[Challenge]: Tally the lines containing "Monthly" and report the number alone.

[Figure record extracts]

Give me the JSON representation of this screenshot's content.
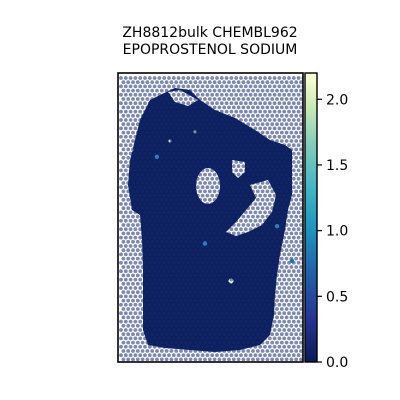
{
  "chart_data": {
    "type": "scatter",
    "title_line1": "ZH8812bulk CHEMBL962",
    "title_line2": "EPOPROSTENOL SODIUM",
    "colormap": "YlGnBu",
    "colors": {
      "low": "#0d1f5c",
      "mid": "#2a8ec0",
      "high": "#ffffd9",
      "background": "#ffffff",
      "frame": "#000000"
    },
    "colorbar": {
      "min": 0.0,
      "max": 2.2,
      "ticks": [
        0.0,
        0.5,
        1.0,
        1.5,
        2.0
      ],
      "tick_labels": [
        "0.0",
        "0.5",
        "1.0",
        "1.5",
        "2.0"
      ]
    },
    "highlighted_spots": [
      {
        "x": 0.21,
        "y": 0.71,
        "value": 1.15
      },
      {
        "x": 0.47,
        "y": 0.41,
        "value": 1.0
      },
      {
        "x": 0.86,
        "y": 0.47,
        "value": 0.95
      },
      {
        "x": 0.94,
        "y": 0.35,
        "value": 0.9
      }
    ],
    "baseline_value": 0.0
  }
}
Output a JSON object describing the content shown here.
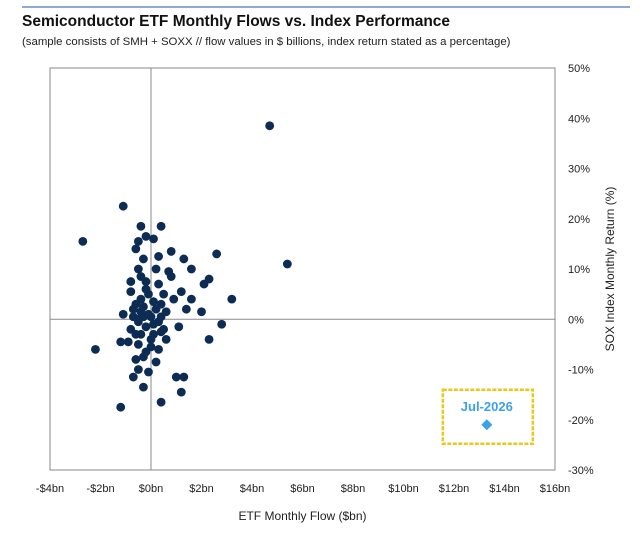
{
  "title": "Semiconductor ETF Monthly Flows vs. Index Performance",
  "subtitle": "(sample consists of SMH + SOXX // flow values in $ billions, index return stated as a percentage)",
  "colors": {
    "points": "#0d2c54",
    "highlight": "#3da0ea",
    "callout_border": "#e8c81a",
    "axes": "#8a8a8a",
    "top_rule": "#8ea9d6"
  },
  "chart_data": {
    "type": "scatter",
    "title": "Semiconductor ETF Monthly Flows vs. Index Performance",
    "subtitle": "(sample consists of SMH + SOXX // flow values in $ billions, index return stated as a percentage)",
    "xlabel": "ETF Monthly Flow ($bn)",
    "ylabel": "SOX Index Monthly Return (%)",
    "xlim": [
      -4,
      16
    ],
    "ylim": [
      -30,
      50
    ],
    "x_ticks": [
      "-$4bn",
      "-$2bn",
      "$0bn",
      "$2bn",
      "$4bn",
      "$6bn",
      "$8bn",
      "$10bn",
      "$12bn",
      "$14bn",
      "$16bn"
    ],
    "y_ticks": [
      "-30%",
      "-20%",
      "-10%",
      "0%",
      "10%",
      "20%",
      "30%",
      "40%",
      "50%"
    ],
    "y_axis_position": "right",
    "grid": false,
    "series": [
      {
        "points": [
          [
            4.7,
            38.5
          ],
          [
            5.4,
            11.0
          ],
          [
            -1.1,
            22.5
          ],
          [
            -2.7,
            15.5
          ],
          [
            -0.4,
            18.5
          ],
          [
            0.4,
            18.5
          ],
          [
            -0.2,
            16.5
          ],
          [
            0.1,
            16.0
          ],
          [
            -0.5,
            15.5
          ],
          [
            0.8,
            13.5
          ],
          [
            -0.6,
            14.0
          ],
          [
            2.6,
            13.0
          ],
          [
            1.3,
            12.0
          ],
          [
            -0.3,
            12.0
          ],
          [
            0.3,
            12.5
          ],
          [
            1.6,
            10.0
          ],
          [
            0.7,
            9.5
          ],
          [
            -0.5,
            10.0
          ],
          [
            0.2,
            10.0
          ],
          [
            2.3,
            8.0
          ],
          [
            3.2,
            4.0
          ],
          [
            2.1,
            7.0
          ],
          [
            0.8,
            8.5
          ],
          [
            -0.8,
            7.5
          ],
          [
            -0.4,
            8.5
          ],
          [
            0.3,
            7.0
          ],
          [
            1.2,
            5.5
          ],
          [
            -0.8,
            5.5
          ],
          [
            -0.2,
            6.0
          ],
          [
            0.5,
            5.0
          ],
          [
            0.9,
            4.0
          ],
          [
            1.6,
            4.0
          ],
          [
            -0.6,
            3.0
          ],
          [
            0.1,
            3.5
          ],
          [
            1.4,
            2.0
          ],
          [
            2.0,
            1.5
          ],
          [
            -0.3,
            2.5
          ],
          [
            0.6,
            1.5
          ],
          [
            -1.1,
            1.0
          ],
          [
            -0.7,
            0.5
          ],
          [
            0.0,
            0.5
          ],
          [
            -0.5,
            -0.5
          ],
          [
            0.3,
            -0.5
          ],
          [
            -0.2,
            -1.5
          ],
          [
            1.1,
            -1.5
          ],
          [
            -0.8,
            -2.0
          ],
          [
            0.4,
            -2.5
          ],
          [
            2.8,
            -1.0
          ],
          [
            -0.4,
            -3.0
          ],
          [
            0.1,
            -3.0
          ],
          [
            -1.2,
            -4.5
          ],
          [
            -0.9,
            -4.5
          ],
          [
            0.6,
            -4.0
          ],
          [
            -0.5,
            -5.0
          ],
          [
            0.0,
            -5.5
          ],
          [
            2.3,
            -4.0
          ],
          [
            -2.2,
            -6.0
          ],
          [
            -0.3,
            -7.5
          ],
          [
            -0.6,
            -8.0
          ],
          [
            0.2,
            -8.5
          ],
          [
            -0.5,
            -10.0
          ],
          [
            -0.1,
            -10.5
          ],
          [
            1.0,
            -11.5
          ],
          [
            1.3,
            -11.5
          ],
          [
            -0.7,
            -11.5
          ],
          [
            -0.3,
            -13.5
          ],
          [
            1.2,
            -14.5
          ],
          [
            0.4,
            -16.5
          ],
          [
            -1.2,
            -17.5
          ],
          [
            -0.5,
            0.0
          ],
          [
            -0.7,
            2.0
          ],
          [
            -0.1,
            1.0
          ],
          [
            0.2,
            2.0
          ],
          [
            -0.4,
            4.0
          ],
          [
            -0.1,
            5.0
          ],
          [
            0.4,
            3.0
          ],
          [
            -0.2,
            7.5
          ],
          [
            0.1,
            -1.0
          ],
          [
            0.4,
            0.5
          ],
          [
            -0.3,
            0.5
          ],
          [
            0.5,
            -2.0
          ],
          [
            -0.6,
            -3.0
          ],
          [
            0.0,
            -4.0
          ],
          [
            -0.2,
            -6.5
          ],
          [
            0.3,
            -6.0
          ],
          [
            -0.4,
            1.5
          ]
        ]
      },
      {
        "name": "Jul-2026",
        "marker": "diamond",
        "points": [
          [
            13.3,
            -21.0
          ]
        ]
      }
    ],
    "annotations": [
      {
        "text": "Jul-2026",
        "target_series": 1,
        "style": "boxed callout"
      }
    ]
  }
}
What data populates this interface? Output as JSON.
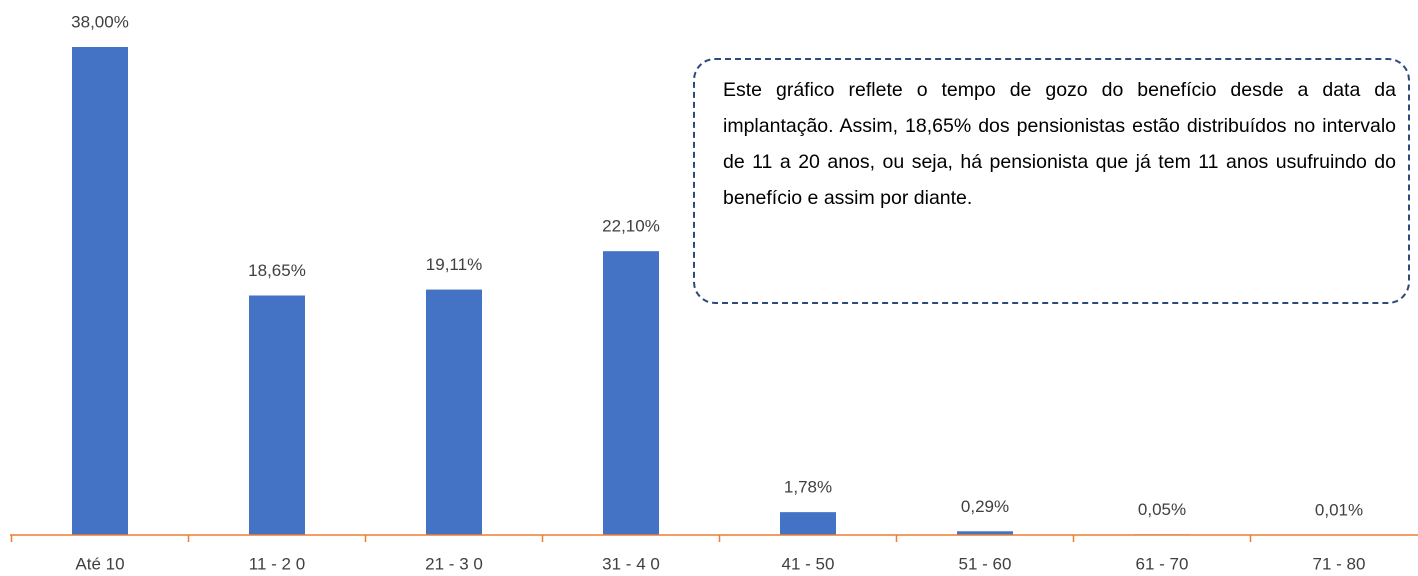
{
  "chart_data": {
    "type": "bar",
    "categories": [
      "Até 10",
      "11 - 2 0",
      "21 - 3 0",
      "31 - 4 0",
      "41 - 50",
      "51 - 60",
      "61 - 70",
      "71 - 80"
    ],
    "values": [
      38.0,
      18.65,
      19.11,
      22.1,
      1.78,
      0.29,
      0.05,
      0.01
    ],
    "value_labels": [
      "38,00%",
      "18,65%",
      "19,11%",
      "22,10%",
      "1,78%",
      "0,29%",
      "0,05%",
      "0,01%"
    ],
    "color": "#4472c4",
    "axis_color": "#ed7d31",
    "annotation": "Este gráfico reflete o tempo de gozo do benefício desde a data da implantação. Assim, 18,65% dos pensionistas estão distribuídos no intervalo de 11 a 20 anos, ou seja, há pensionista que já tem 11 anos usufruindo do benefício e assim por diante."
  }
}
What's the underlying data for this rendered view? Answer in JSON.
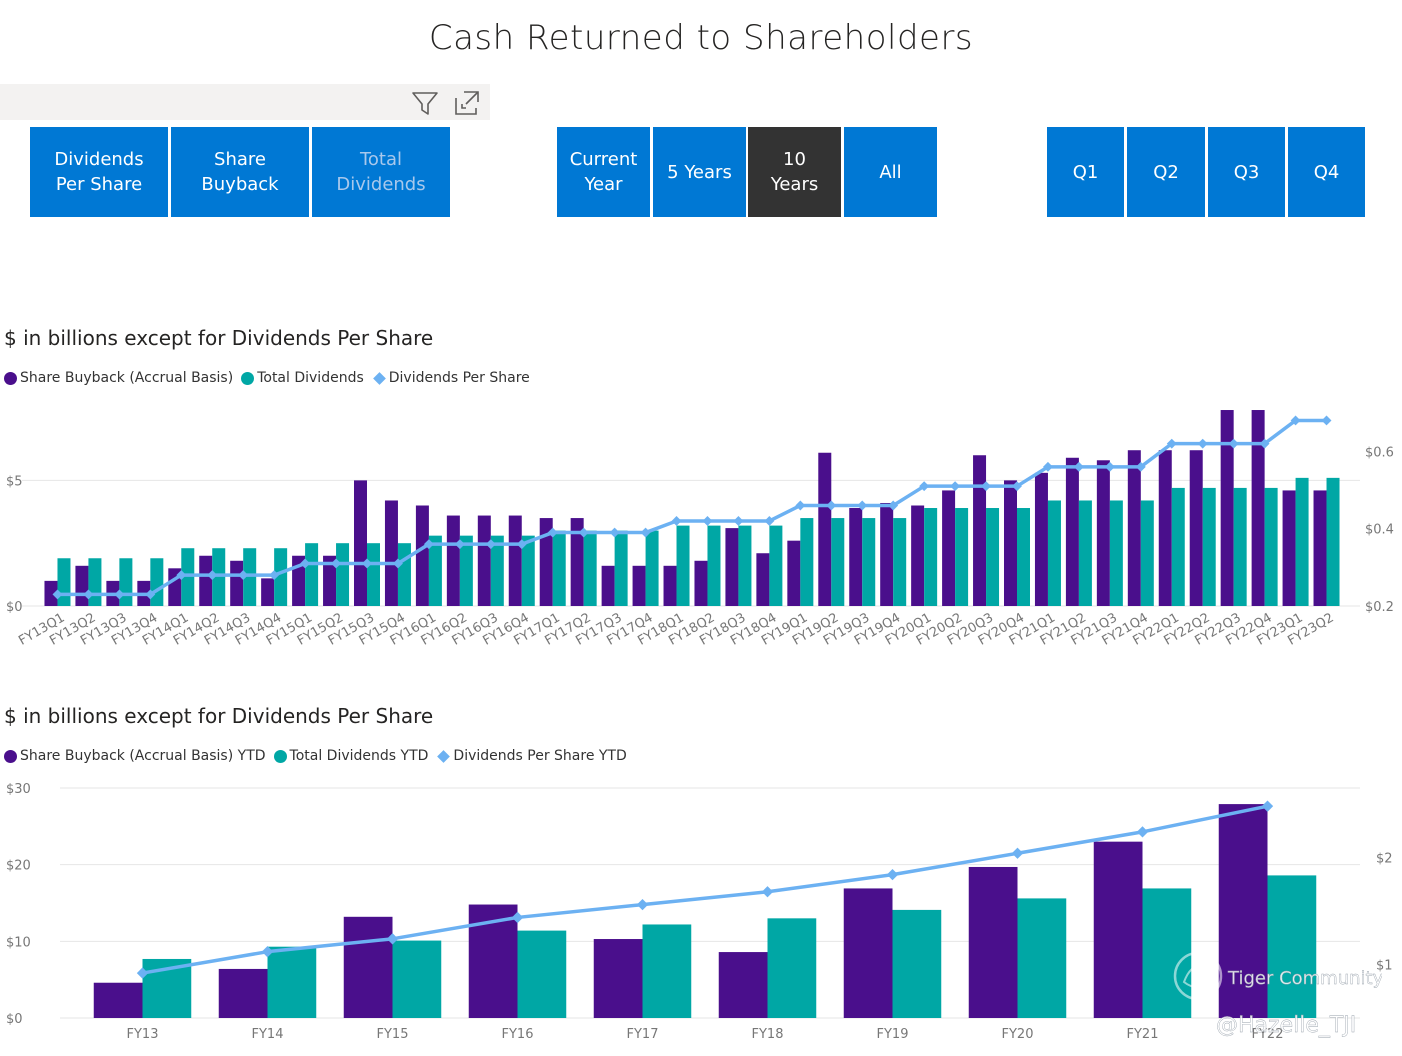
{
  "title": "Cash Returned to Shareholders",
  "colors": {
    "buyback": "#4a0f8c",
    "dividends": "#00a7a5",
    "dps": "#6cb1f2",
    "button": "#0078d4",
    "selected": "#333333"
  },
  "icons": {
    "filter": "filter-icon",
    "focus": "focus-mode-icon"
  },
  "metric_buttons": [
    {
      "label": "Dividends\nPer Share",
      "dim": false
    },
    {
      "label": "Share\nBuyback",
      "dim": false
    },
    {
      "label": "Total\nDividends",
      "dim": true
    }
  ],
  "period_buttons": [
    {
      "label": "Current\nYear",
      "selected": false
    },
    {
      "label": "5 Years",
      "selected": false
    },
    {
      "label": "10\nYears",
      "selected": true
    },
    {
      "label": "All",
      "selected": false
    }
  ],
  "quarter_buttons": [
    {
      "label": "Q1"
    },
    {
      "label": "Q2"
    },
    {
      "label": "Q3"
    },
    {
      "label": "Q4"
    }
  ],
  "watermark": {
    "brand": "Tiger Community",
    "user": "@Hazelle_TJI"
  },
  "chart_data": [
    {
      "type": "bar",
      "title": "$ in billions except for Dividends Per Share",
      "legend": [
        "Share Buyback (Accrual Basis)",
        "Total Dividends",
        "Dividends Per Share"
      ],
      "categories": [
        "FY13Q1",
        "FY13Q2",
        "FY13Q3",
        "FY13Q4",
        "FY14Q1",
        "FY14Q2",
        "FY14Q3",
        "FY14Q4",
        "FY15Q1",
        "FY15Q2",
        "FY15Q3",
        "FY15Q4",
        "FY16Q1",
        "FY16Q2",
        "FY16Q3",
        "FY16Q4",
        "FY17Q1",
        "FY17Q2",
        "FY17Q3",
        "FY17Q4",
        "FY18Q1",
        "FY18Q2",
        "FY18Q3",
        "FY18Q4",
        "FY19Q1",
        "FY19Q2",
        "FY19Q3",
        "FY19Q4",
        "FY20Q1",
        "FY20Q2",
        "FY20Q3",
        "FY20Q4",
        "FY21Q1",
        "FY21Q2",
        "FY21Q3",
        "FY21Q4",
        "FY22Q1",
        "FY22Q2",
        "FY22Q3",
        "FY22Q4",
        "FY23Q1",
        "FY23Q2"
      ],
      "series": [
        {
          "name": "Share Buyback (Accrual Basis)",
          "axis": "left",
          "values": [
            1.0,
            1.6,
            1.0,
            1.0,
            1.5,
            2.0,
            1.8,
            1.1,
            2.0,
            2.0,
            5.0,
            4.2,
            4.0,
            3.6,
            3.6,
            3.6,
            3.5,
            3.5,
            1.6,
            1.6,
            1.6,
            1.8,
            3.1,
            2.1,
            2.6,
            6.1,
            3.9,
            4.1,
            4.0,
            4.6,
            6.0,
            5.0,
            5.3,
            5.9,
            5.8,
            6.2,
            6.2,
            6.2,
            7.8,
            7.8,
            4.6,
            4.6
          ]
        },
        {
          "name": "Total Dividends",
          "axis": "left",
          "values": [
            1.9,
            1.9,
            1.9,
            1.9,
            2.3,
            2.3,
            2.3,
            2.3,
            2.5,
            2.5,
            2.5,
            2.5,
            2.8,
            2.8,
            2.8,
            2.8,
            3.0,
            3.0,
            3.0,
            3.0,
            3.2,
            3.2,
            3.2,
            3.2,
            3.5,
            3.5,
            3.5,
            3.5,
            3.9,
            3.9,
            3.9,
            3.9,
            4.2,
            4.2,
            4.2,
            4.2,
            4.7,
            4.7,
            4.7,
            4.7,
            5.1,
            5.1
          ]
        },
        {
          "name": "Dividends Per Share",
          "axis": "right",
          "values": [
            0.23,
            0.23,
            0.23,
            0.23,
            0.28,
            0.28,
            0.28,
            0.28,
            0.31,
            0.31,
            0.31,
            0.31,
            0.36,
            0.36,
            0.36,
            0.36,
            0.39,
            0.39,
            0.39,
            0.39,
            0.42,
            0.42,
            0.42,
            0.42,
            0.46,
            0.46,
            0.46,
            0.46,
            0.51,
            0.51,
            0.51,
            0.51,
            0.56,
            0.56,
            0.56,
            0.56,
            0.62,
            0.62,
            0.62,
            0.62,
            0.68,
            0.68
          ]
        }
      ],
      "ylim_left": [
        0,
        8.0
      ],
      "yticks_left": [
        0,
        5
      ],
      "yticklabels_left": [
        "$0",
        "$5"
      ],
      "ylim_right": [
        0.2,
        0.72
      ],
      "yticks_right": [
        0.2,
        0.4,
        0.6
      ],
      "yticklabels_right": [
        "$0.2",
        "$0.4",
        "$0.6"
      ]
    },
    {
      "type": "bar",
      "title": "$ in billions except for Dividends Per Share",
      "legend": [
        "Share Buyback (Accrual Basis) YTD",
        "Total Dividends YTD",
        "Dividends Per Share YTD"
      ],
      "categories": [
        "FY13",
        "FY14",
        "FY15",
        "FY16",
        "FY17",
        "FY18",
        "FY19",
        "FY20",
        "FY21",
        "FY22"
      ],
      "series": [
        {
          "name": "Share Buyback (Accrual Basis) YTD",
          "axis": "left",
          "values": [
            4.6,
            6.4,
            13.2,
            14.8,
            10.3,
            8.6,
            16.9,
            19.7,
            23.0,
            27.9
          ]
        },
        {
          "name": "Total Dividends YTD",
          "axis": "left",
          "values": [
            7.7,
            9.3,
            10.1,
            11.4,
            12.2,
            13.0,
            14.1,
            15.6,
            16.9,
            18.6
          ]
        },
        {
          "name": "Dividends Per Share YTD",
          "axis": "right",
          "values": [
            0.92,
            1.12,
            1.24,
            1.44,
            1.56,
            1.68,
            1.84,
            2.04,
            2.24,
            2.48
          ]
        }
      ],
      "ylim_left": [
        0,
        30
      ],
      "yticks_left": [
        0,
        10,
        20,
        30
      ],
      "yticklabels_left": [
        "$0",
        "$10",
        "$20",
        "$30"
      ],
      "ylim_right": [
        0.5,
        2.65
      ],
      "yticks_right": [
        1,
        2
      ],
      "yticklabels_right": [
        "$1",
        "$2"
      ]
    }
  ]
}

[Written answer]: 4